Aim of the task: Look over the entries that follow and work out how many lines contain "муниципальных". State the number only.
━━ Task inputs
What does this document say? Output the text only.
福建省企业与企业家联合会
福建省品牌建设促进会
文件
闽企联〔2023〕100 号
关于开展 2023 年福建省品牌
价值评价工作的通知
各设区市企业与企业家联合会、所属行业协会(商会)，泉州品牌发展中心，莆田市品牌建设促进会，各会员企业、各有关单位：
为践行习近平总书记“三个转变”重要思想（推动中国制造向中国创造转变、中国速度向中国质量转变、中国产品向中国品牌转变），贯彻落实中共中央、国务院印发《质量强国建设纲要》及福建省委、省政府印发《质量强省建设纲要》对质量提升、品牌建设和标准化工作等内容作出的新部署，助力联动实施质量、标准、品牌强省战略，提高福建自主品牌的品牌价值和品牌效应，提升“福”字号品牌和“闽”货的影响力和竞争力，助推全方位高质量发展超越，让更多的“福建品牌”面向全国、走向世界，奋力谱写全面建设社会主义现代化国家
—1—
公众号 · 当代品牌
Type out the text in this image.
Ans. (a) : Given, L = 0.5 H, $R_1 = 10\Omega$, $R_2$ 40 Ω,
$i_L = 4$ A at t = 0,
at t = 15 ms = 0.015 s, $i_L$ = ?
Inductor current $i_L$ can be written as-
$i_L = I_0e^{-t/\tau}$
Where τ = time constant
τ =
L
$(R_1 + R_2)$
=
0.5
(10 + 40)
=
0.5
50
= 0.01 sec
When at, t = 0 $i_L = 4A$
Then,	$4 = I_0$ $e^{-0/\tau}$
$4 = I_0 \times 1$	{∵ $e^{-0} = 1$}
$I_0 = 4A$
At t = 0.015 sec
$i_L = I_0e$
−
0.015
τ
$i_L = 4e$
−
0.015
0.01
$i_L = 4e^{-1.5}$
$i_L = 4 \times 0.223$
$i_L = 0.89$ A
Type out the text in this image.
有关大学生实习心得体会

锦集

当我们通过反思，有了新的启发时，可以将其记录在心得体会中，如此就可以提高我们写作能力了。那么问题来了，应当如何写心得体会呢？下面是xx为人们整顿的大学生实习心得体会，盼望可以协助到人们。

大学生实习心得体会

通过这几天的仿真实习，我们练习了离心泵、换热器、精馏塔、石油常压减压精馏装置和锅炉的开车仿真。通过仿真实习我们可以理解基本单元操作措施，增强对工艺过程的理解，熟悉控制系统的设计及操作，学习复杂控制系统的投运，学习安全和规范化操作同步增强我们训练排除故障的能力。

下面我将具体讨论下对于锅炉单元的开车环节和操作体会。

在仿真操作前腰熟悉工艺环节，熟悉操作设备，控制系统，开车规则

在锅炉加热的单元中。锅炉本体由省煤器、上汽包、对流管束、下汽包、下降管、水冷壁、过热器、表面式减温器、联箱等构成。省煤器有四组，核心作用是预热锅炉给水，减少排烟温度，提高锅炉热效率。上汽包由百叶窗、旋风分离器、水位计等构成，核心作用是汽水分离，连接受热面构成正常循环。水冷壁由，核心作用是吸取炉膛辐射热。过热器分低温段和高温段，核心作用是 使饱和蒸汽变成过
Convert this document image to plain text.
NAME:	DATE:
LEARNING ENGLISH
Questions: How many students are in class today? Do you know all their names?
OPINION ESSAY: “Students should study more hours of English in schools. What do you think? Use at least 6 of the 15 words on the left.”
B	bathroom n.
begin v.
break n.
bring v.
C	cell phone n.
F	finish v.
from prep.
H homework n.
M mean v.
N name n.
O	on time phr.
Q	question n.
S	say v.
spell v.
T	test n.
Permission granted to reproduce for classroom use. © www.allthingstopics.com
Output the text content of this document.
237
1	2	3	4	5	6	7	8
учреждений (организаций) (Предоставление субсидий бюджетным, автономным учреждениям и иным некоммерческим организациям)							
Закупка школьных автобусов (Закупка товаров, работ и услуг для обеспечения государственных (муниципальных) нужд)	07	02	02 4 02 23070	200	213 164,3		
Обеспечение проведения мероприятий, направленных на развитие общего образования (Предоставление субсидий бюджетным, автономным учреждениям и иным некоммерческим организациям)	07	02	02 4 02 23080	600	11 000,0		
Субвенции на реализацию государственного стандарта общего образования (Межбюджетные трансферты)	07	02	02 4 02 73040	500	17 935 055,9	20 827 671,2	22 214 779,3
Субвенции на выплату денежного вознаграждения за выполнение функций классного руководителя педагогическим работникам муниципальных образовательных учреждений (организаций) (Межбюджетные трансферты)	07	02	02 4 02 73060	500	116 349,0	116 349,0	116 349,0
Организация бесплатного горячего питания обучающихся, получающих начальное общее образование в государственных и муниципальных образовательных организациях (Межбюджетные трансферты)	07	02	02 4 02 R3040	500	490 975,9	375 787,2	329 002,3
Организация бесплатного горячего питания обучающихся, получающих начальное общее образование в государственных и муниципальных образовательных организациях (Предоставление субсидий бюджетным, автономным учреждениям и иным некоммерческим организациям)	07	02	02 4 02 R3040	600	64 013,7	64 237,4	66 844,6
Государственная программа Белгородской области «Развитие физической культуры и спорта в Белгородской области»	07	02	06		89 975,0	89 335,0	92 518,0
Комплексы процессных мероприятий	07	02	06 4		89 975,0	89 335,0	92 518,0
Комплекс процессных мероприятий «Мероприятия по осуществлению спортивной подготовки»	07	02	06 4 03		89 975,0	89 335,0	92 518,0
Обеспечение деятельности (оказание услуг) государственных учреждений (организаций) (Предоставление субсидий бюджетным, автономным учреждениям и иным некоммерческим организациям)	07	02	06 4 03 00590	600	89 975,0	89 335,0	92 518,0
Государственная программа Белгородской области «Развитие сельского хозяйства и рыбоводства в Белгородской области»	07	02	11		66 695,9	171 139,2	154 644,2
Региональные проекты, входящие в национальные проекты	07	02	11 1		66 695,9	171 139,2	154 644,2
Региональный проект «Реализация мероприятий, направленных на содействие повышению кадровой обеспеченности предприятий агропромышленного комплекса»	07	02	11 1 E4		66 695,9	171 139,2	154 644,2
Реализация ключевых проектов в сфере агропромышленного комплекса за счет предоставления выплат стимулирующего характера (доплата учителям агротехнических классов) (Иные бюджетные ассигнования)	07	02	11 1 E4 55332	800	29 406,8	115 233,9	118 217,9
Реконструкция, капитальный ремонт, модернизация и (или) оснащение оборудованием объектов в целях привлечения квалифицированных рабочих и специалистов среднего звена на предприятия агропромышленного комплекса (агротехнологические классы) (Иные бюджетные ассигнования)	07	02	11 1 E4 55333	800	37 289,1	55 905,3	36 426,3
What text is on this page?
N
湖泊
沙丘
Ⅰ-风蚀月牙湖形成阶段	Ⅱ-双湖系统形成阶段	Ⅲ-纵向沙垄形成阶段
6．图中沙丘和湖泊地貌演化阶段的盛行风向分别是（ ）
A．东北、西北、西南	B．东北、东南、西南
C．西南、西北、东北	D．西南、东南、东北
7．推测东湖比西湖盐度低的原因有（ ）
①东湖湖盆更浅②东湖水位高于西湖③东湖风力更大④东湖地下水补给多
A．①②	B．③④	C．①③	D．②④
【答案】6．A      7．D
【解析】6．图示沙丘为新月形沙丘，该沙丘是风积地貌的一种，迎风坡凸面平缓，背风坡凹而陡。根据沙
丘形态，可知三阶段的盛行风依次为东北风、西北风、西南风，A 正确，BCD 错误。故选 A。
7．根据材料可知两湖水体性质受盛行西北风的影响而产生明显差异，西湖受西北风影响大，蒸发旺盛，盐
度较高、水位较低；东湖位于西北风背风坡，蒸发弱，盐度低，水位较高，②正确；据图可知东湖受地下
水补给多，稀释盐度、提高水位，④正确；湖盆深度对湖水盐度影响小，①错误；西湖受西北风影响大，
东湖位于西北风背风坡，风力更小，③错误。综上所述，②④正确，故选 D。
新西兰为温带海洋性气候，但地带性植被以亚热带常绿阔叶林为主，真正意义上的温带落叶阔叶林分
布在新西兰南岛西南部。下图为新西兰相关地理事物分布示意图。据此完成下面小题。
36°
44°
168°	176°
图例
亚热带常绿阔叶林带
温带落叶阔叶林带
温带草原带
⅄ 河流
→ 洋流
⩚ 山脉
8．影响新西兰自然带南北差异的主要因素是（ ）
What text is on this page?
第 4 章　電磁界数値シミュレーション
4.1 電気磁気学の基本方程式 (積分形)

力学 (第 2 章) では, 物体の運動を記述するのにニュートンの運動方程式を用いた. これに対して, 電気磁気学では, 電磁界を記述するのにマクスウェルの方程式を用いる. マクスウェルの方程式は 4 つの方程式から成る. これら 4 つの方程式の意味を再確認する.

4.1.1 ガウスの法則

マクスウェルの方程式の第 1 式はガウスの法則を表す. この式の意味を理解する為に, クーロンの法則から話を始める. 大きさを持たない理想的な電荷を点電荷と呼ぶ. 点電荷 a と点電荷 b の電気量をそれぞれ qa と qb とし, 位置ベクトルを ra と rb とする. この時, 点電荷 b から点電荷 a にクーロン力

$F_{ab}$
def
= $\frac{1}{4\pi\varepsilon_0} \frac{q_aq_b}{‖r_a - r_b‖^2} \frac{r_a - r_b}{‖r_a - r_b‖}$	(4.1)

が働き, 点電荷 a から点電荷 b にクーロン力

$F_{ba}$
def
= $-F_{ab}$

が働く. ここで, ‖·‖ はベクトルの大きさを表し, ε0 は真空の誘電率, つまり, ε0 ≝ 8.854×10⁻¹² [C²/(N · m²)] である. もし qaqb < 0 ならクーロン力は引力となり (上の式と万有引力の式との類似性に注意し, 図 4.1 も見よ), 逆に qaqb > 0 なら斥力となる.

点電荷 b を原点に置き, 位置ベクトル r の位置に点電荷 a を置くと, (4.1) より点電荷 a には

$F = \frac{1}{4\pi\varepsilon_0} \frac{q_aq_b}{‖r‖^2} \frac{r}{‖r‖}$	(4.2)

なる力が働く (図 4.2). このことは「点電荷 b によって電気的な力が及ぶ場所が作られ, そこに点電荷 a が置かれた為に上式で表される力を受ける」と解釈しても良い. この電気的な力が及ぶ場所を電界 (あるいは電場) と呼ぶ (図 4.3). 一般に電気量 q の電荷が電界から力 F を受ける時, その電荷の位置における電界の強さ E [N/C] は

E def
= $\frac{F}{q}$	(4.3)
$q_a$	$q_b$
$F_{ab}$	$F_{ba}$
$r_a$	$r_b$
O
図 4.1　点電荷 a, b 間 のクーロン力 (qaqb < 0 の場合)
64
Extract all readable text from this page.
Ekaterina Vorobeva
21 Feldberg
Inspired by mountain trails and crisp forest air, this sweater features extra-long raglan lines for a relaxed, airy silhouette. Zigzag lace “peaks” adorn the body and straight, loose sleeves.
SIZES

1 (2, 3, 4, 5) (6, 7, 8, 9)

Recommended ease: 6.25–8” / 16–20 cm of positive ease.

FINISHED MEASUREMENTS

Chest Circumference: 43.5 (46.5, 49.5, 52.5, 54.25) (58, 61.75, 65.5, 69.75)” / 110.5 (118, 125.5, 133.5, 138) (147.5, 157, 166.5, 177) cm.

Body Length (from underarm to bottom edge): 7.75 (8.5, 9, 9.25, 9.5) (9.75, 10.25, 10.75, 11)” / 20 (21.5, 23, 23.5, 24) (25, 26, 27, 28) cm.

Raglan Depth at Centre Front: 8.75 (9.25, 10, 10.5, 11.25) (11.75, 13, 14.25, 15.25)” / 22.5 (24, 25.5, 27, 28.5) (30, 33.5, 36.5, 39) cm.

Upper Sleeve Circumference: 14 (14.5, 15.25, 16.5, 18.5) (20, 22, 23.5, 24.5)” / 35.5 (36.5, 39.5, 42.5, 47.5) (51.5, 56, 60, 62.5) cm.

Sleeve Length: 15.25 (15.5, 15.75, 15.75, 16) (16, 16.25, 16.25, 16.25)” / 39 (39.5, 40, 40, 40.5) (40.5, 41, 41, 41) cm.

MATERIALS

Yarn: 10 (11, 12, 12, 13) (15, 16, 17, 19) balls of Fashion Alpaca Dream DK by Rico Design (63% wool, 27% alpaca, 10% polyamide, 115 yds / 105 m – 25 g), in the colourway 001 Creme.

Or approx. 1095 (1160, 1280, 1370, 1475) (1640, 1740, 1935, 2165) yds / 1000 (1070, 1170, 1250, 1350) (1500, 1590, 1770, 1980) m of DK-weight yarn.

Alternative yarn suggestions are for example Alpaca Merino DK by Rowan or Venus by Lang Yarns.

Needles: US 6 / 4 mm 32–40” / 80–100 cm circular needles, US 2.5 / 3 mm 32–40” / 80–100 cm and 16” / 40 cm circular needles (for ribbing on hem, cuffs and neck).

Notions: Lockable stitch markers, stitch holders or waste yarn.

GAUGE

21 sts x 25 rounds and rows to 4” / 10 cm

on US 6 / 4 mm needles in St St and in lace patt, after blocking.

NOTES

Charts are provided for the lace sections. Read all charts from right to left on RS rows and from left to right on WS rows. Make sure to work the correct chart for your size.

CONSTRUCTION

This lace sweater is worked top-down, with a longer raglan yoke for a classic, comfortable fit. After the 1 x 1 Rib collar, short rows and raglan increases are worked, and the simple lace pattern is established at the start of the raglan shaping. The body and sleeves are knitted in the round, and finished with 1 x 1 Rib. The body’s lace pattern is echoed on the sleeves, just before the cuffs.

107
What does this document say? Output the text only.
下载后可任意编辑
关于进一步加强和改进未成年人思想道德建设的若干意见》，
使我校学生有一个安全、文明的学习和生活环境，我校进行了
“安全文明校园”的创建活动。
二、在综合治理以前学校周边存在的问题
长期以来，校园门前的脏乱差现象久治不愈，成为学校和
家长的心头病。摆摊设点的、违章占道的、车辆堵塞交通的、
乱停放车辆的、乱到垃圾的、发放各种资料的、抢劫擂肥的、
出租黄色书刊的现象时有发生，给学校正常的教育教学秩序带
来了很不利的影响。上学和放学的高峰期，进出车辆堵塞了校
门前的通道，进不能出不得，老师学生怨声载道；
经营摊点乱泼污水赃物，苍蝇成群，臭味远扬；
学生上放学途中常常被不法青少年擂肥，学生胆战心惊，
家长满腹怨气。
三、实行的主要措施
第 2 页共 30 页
━━━━
Response: 4